## TASK DIRECTIONS:
Answer with a single number: the count of lines that hold "digital".

[Dataset excerpts]
— begin —
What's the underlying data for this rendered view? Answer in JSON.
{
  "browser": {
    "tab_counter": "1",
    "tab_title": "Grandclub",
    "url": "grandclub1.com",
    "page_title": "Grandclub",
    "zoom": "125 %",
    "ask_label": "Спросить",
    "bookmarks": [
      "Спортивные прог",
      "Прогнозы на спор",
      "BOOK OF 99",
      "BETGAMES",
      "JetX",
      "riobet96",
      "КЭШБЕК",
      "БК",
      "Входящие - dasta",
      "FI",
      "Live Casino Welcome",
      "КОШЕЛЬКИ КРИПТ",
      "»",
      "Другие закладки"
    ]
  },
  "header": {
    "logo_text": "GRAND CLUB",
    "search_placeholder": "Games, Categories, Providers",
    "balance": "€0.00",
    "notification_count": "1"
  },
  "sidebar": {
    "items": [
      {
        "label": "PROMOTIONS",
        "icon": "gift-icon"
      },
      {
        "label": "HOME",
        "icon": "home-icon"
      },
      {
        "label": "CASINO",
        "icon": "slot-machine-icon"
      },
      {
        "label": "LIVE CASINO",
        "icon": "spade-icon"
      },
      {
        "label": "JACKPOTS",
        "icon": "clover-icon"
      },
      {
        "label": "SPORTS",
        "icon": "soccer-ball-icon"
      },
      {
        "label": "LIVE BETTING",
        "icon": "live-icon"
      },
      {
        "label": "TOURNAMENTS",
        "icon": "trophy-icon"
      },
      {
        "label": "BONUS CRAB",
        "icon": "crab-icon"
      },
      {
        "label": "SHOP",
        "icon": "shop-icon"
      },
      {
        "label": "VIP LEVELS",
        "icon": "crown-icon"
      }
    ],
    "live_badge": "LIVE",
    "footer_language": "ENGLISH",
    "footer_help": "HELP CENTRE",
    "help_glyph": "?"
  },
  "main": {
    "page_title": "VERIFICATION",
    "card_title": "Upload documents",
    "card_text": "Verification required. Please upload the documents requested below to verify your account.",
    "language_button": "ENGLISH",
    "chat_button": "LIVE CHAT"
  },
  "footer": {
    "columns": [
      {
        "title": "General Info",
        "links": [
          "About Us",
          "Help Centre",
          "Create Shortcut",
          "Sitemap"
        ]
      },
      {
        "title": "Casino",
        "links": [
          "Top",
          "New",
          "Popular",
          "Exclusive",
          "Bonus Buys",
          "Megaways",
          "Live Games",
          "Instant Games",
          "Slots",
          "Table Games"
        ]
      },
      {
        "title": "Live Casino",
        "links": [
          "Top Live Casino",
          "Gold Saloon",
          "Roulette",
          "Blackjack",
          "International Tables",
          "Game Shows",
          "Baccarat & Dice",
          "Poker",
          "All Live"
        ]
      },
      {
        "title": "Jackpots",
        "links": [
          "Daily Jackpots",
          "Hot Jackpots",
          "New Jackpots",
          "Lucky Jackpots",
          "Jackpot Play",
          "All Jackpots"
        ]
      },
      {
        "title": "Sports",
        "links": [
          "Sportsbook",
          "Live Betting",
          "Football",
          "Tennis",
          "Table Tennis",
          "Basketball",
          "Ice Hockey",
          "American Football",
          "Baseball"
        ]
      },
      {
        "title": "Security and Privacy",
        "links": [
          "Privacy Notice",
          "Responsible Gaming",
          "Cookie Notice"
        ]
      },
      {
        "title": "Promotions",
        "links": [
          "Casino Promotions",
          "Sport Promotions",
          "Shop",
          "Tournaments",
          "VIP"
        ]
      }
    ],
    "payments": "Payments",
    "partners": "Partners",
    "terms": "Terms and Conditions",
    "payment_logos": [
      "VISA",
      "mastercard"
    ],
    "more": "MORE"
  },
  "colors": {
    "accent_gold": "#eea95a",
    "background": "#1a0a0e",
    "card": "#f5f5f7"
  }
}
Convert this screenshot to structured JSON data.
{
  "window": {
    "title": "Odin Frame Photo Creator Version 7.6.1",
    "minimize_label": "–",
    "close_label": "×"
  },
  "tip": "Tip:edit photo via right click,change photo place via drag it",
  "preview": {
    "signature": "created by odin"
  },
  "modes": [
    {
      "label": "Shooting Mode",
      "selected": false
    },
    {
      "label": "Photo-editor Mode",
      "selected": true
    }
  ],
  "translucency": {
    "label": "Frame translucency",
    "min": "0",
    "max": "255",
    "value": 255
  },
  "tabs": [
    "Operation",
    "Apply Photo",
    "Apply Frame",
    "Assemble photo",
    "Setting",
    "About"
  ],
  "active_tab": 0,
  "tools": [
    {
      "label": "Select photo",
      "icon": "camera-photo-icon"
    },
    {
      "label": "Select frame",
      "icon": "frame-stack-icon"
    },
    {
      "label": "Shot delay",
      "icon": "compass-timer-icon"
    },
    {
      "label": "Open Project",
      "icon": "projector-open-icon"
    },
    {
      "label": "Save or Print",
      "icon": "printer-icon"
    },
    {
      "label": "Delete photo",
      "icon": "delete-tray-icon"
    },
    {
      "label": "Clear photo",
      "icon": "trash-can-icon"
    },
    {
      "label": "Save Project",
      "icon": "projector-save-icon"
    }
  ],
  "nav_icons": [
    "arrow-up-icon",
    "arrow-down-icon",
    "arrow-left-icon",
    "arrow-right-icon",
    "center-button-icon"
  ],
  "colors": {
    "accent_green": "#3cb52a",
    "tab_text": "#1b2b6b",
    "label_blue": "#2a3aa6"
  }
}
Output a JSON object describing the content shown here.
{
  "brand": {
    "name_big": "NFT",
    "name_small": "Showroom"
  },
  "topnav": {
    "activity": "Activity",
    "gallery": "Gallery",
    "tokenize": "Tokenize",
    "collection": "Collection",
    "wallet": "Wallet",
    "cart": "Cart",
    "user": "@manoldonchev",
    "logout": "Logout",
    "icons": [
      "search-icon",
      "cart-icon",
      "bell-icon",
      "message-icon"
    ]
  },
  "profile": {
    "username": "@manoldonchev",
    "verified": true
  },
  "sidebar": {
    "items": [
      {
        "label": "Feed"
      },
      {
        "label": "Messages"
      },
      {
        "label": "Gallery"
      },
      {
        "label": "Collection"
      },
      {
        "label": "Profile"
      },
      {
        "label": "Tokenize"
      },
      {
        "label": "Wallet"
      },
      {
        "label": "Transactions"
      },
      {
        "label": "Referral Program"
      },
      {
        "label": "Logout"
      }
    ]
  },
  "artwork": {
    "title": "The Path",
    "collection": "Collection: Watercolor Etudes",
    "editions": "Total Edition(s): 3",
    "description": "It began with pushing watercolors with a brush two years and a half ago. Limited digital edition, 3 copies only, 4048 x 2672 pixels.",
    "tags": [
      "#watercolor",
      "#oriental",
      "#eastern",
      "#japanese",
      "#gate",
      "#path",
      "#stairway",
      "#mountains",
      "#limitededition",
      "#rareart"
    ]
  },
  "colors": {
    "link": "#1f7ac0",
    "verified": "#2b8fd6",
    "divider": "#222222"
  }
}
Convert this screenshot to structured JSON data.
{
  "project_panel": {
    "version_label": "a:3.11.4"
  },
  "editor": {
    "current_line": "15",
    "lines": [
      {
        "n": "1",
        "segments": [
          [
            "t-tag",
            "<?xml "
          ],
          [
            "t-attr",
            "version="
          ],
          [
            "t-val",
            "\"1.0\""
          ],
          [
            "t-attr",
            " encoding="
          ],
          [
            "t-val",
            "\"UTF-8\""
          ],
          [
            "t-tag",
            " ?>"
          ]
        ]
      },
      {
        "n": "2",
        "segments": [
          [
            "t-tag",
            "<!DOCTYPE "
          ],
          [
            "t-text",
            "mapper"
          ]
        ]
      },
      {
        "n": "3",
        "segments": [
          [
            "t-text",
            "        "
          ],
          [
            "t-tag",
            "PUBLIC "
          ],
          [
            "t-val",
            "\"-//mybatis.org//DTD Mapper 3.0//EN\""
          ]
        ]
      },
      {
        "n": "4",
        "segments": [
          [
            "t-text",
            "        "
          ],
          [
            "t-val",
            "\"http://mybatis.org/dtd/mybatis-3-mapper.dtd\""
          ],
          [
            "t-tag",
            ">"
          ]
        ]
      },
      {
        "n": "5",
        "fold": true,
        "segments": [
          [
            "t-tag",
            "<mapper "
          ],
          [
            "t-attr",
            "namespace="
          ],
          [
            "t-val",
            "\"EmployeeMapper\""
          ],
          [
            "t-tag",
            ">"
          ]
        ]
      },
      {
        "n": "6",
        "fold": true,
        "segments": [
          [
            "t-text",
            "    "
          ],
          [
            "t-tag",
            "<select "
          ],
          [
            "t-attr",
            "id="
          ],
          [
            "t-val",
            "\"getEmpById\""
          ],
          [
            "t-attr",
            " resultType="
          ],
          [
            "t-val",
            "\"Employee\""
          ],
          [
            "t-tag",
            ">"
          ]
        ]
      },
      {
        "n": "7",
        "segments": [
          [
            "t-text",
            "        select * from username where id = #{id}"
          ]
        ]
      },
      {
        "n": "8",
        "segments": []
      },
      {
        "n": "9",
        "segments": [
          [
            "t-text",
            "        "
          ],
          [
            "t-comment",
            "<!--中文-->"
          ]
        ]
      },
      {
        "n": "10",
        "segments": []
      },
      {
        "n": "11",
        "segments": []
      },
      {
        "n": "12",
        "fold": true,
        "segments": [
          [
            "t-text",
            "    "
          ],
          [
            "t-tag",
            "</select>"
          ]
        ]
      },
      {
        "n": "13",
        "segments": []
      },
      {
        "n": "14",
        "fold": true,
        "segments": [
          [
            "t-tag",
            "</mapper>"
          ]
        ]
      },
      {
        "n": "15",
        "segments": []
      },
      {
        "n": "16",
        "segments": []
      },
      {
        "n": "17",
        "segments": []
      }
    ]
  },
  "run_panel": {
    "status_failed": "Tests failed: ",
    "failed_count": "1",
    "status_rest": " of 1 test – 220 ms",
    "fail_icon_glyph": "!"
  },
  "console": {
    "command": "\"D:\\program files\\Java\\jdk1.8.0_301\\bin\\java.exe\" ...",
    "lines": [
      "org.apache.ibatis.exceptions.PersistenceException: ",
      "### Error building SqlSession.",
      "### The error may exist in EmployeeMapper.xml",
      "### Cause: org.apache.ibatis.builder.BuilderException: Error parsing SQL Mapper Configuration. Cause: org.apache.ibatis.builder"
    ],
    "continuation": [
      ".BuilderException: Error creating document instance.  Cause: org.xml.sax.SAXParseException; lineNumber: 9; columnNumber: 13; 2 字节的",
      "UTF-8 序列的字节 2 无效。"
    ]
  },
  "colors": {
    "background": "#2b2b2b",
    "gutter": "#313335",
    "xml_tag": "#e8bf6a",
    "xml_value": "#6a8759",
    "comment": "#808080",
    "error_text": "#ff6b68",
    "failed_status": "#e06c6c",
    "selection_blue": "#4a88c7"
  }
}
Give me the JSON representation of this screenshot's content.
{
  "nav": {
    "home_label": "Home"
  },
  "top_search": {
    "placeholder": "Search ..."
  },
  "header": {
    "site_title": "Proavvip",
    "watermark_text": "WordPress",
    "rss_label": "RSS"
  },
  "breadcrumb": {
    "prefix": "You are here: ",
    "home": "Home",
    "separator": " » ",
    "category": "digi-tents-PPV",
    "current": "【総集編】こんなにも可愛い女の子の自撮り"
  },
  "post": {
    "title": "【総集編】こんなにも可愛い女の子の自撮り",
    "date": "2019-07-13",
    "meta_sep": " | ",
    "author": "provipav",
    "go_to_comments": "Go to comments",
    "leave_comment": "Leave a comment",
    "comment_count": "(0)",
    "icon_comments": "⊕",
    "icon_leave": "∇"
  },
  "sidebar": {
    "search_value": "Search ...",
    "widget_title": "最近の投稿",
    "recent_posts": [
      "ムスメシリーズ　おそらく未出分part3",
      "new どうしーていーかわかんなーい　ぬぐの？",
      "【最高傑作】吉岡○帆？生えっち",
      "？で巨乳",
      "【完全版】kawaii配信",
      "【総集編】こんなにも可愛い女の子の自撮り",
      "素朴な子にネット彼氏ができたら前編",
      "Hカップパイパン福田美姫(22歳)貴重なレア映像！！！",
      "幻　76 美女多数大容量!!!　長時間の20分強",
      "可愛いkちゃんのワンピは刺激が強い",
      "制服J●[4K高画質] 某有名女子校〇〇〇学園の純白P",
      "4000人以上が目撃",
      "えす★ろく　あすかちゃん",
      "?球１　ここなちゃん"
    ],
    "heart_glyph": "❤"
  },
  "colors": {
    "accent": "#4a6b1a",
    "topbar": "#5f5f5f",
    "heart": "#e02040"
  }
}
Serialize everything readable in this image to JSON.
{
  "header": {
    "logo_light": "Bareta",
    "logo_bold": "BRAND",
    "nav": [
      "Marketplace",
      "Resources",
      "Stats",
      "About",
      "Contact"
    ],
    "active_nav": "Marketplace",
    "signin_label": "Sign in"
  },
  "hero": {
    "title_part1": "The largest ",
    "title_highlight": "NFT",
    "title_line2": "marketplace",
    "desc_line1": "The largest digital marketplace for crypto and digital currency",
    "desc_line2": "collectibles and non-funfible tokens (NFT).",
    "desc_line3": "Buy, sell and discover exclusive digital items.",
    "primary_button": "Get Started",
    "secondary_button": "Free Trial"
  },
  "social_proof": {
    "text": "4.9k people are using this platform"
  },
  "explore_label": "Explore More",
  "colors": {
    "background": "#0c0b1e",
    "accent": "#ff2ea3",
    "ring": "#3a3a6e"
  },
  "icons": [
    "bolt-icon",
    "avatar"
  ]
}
— end —
## ANSWER FOR THE TASK:
3